§ **Stored items**:
"""

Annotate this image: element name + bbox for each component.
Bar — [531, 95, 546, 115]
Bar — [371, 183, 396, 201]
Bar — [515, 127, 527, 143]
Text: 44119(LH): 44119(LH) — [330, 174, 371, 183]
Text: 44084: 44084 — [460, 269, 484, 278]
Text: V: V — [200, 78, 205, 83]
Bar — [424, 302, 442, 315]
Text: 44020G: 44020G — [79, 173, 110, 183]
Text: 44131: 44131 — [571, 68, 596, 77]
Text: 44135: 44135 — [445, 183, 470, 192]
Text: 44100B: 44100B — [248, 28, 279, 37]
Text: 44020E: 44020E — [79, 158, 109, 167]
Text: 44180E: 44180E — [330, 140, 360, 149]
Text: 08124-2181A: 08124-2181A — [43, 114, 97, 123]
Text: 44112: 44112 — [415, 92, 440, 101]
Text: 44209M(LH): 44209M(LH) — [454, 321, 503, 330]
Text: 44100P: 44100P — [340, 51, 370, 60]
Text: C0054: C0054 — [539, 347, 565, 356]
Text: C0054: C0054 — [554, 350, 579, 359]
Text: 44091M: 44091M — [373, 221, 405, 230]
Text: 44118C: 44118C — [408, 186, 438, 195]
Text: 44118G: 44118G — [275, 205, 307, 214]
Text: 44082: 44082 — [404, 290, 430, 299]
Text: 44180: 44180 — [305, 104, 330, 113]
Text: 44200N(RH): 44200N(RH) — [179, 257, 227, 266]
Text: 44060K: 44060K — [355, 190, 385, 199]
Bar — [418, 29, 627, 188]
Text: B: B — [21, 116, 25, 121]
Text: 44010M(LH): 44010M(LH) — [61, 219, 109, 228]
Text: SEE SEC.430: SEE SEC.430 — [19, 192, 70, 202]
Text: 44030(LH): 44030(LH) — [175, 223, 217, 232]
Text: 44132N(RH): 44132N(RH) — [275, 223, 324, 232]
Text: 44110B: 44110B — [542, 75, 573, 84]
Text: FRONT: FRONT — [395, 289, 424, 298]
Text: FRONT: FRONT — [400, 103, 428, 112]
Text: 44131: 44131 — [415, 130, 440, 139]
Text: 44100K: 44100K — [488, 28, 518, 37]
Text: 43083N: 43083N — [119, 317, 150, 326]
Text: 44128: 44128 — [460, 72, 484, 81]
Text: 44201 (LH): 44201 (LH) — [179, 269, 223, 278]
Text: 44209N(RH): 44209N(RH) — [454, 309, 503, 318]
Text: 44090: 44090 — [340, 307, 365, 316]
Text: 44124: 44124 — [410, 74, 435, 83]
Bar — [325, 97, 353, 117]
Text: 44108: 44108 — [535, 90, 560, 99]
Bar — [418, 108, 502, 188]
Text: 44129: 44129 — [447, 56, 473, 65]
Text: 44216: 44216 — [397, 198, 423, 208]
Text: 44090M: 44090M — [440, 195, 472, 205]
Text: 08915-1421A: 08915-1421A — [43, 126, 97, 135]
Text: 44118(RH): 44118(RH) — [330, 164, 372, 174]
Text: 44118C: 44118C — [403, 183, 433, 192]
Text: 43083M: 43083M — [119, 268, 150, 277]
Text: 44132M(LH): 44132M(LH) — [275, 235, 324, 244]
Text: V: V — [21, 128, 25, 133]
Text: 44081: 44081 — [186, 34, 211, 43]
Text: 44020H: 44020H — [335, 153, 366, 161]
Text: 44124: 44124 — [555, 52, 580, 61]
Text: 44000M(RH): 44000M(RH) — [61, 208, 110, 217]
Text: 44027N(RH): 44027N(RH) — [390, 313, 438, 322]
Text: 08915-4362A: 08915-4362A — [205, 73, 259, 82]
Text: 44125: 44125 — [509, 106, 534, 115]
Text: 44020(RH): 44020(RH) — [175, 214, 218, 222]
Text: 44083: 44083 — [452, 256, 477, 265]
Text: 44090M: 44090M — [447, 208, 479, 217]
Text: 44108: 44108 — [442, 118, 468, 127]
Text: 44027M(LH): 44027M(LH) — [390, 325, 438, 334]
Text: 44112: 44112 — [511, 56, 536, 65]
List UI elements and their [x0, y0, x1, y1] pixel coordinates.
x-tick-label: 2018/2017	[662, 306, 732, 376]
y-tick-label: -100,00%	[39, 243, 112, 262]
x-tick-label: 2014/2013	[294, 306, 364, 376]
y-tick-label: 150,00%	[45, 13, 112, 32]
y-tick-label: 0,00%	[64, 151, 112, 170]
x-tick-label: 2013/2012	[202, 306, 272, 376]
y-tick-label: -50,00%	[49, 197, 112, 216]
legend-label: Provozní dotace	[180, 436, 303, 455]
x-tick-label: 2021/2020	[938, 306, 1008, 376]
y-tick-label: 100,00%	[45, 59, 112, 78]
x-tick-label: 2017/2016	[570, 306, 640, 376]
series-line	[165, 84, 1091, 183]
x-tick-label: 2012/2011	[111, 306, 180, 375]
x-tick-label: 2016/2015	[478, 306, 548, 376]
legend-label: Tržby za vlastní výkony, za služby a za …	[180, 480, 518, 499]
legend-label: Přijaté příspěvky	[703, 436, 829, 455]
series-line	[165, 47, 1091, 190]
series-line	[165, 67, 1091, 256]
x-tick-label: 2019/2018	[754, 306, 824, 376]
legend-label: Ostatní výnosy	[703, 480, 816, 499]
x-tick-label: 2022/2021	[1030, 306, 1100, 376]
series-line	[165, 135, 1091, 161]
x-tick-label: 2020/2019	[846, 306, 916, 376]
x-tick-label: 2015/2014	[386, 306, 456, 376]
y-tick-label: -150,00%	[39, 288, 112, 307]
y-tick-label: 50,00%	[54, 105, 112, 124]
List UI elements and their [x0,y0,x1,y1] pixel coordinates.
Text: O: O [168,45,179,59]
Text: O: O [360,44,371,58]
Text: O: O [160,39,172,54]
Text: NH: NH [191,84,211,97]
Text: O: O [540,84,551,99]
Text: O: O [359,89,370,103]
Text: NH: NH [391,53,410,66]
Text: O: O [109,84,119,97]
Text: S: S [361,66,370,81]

"""

§ **Exercise requirements**: From the beginning of the material through the line containing "Text: 44135: 44135 — [445, 183, 470, 192]", inclusive, rewrite each line with "Bar" changed to "Box" and nothing else altered.

§ **Finished answer**:
Annotate this image: element name + bbox for each component.
Box — [531, 95, 546, 115]
Box — [371, 183, 396, 201]
Box — [515, 127, 527, 143]
Text: 44119(LH): 44119(LH) — [330, 174, 371, 183]
Text: 44084: 44084 — [460, 269, 484, 278]
Text: V: V — [200, 78, 205, 83]
Box — [424, 302, 442, 315]
Text: 44020G: 44020G — [79, 173, 110, 183]
Text: 44131: 44131 — [571, 68, 596, 77]
Text: 44135: 44135 — [445, 183, 470, 192]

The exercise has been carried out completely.